* [EXERCISE]: Extract each line of the data below exactly as written.
■ ■ ■ ■ ■ ■ ■
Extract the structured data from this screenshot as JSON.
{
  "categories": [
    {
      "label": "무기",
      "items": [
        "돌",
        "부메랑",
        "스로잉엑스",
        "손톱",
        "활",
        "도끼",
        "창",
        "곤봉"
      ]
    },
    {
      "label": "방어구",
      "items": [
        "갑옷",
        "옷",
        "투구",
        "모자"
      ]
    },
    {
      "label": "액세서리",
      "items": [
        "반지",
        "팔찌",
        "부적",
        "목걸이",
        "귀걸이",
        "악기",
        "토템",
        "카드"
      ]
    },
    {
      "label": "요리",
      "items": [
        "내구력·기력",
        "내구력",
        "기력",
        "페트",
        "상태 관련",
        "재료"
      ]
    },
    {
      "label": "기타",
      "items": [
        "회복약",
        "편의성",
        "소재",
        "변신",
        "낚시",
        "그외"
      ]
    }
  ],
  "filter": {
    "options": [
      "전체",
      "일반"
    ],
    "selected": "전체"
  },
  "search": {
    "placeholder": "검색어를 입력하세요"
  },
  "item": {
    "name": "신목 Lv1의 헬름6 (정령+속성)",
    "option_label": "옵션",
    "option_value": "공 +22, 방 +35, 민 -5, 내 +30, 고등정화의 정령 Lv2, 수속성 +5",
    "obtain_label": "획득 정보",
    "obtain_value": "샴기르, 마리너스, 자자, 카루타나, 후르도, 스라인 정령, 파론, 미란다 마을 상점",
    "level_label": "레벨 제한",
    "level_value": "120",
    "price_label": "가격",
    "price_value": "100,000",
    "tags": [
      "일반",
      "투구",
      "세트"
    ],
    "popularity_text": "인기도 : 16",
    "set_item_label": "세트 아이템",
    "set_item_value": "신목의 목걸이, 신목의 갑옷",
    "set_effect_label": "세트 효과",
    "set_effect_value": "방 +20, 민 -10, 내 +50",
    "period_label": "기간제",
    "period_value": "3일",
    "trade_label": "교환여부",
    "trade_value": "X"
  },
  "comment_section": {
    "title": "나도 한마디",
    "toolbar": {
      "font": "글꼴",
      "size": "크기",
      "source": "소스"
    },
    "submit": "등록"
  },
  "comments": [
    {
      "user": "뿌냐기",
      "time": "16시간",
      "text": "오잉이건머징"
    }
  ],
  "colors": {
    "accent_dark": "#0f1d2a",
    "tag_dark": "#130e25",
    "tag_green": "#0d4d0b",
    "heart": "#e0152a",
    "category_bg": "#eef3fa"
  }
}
■ ■ ■ ■ ■ ■ ■
* [SOLUTION BELOW]:
Extract the structured data from this screenshot as JSON.
{
  "categories": [
    {
      "label": "무기",
      "items": [
        "돌",
        "부메랑",
        "스로잉엑스",
        "손톱",
        "활",
        "도끼",
        "창",
        "곤봉"
      ]
    },
    {
      "label": "방어구",
      "items": [
        "갑옷",
        "옷",
        "투구",
        "모자"
      ]
    },
    {
      "label": "액세서리",
      "items": [
        "반지",
        "팔찌",
        "부적",
        "목걸이",
        "귀걸이",
        "악기",
        "토템",
        "카드"
      ]
    },
    {
      "label": "요리",
      "items": [
        "내구력·기력",
        "내구력",
        "기력",
        "페트",
        "상태 관련",
        "재료"
      ]
    },
    {
      "label": "기타",
      "items": [
        "회복약",
        "편의성",
        "소재",
        "변신",
        "낚시",
        "그외"
      ]
    }
  ],
  "filter": {
    "options": [
      "전체",
      "일반"
    ],
    "selected": "전체"
  },
  "search": {
    "placeholder": "검색어를 입력하세요"
  },
  "item": {
    "name": "신목 Lv1의 헬름6 (정령+속성)",
    "option_label": "옵션",
    "option_value": "공 +22, 방 +35, 민 -5, 내 +30, 고등정화의 정령 Lv2, 수속성 +5",
    "obtain_label": "획득 정보",
    "obtain_value": "샴기르, 마리너스, 자자, 카루타나, 후르도, 스라인 정령, 파론, 미란다 마을 상점",
    "level_label": "레벨 제한",
    "level_value": "120",
    "price_label": "가격",
    "price_value": "100,000",
    "tags": [
      "일반",
      "투구",
      "세트"
    ],
    "popularity_text": "인기도 : 16",
    "set_item_label": "세트 아이템",
    "set_item_value": "신목의 목걸이, 신목의 갑옷",
    "set_effect_label": "세트 효과",
    "set_effect_value": "방 +20, 민 -10, 내 +50",
    "period_label": "기간제",
    "period_value": "3일",
    "trade_label": "교환여부",
    "trade_value": "X"
  },
  "comment_section": {
    "title": "나도 한마디",
    "toolbar": {
      "font": "글꼴",
      "size": "크기",
      "source": "소스"
    },
    "submit": "등록"
  },
  "comments": [
    {
      "user": "뿌냐기",
      "time": "16시간",
      "text": "오잉이건머징"
    }
  ],
  "colors": {
    "accent_dark": "#0f1d2a",
    "tag_dark": "#130e25",
    "tag_green": "#0d4d0b",
    "heart": "#e0152a",
    "category_bg": "#eef3fa"
  }
}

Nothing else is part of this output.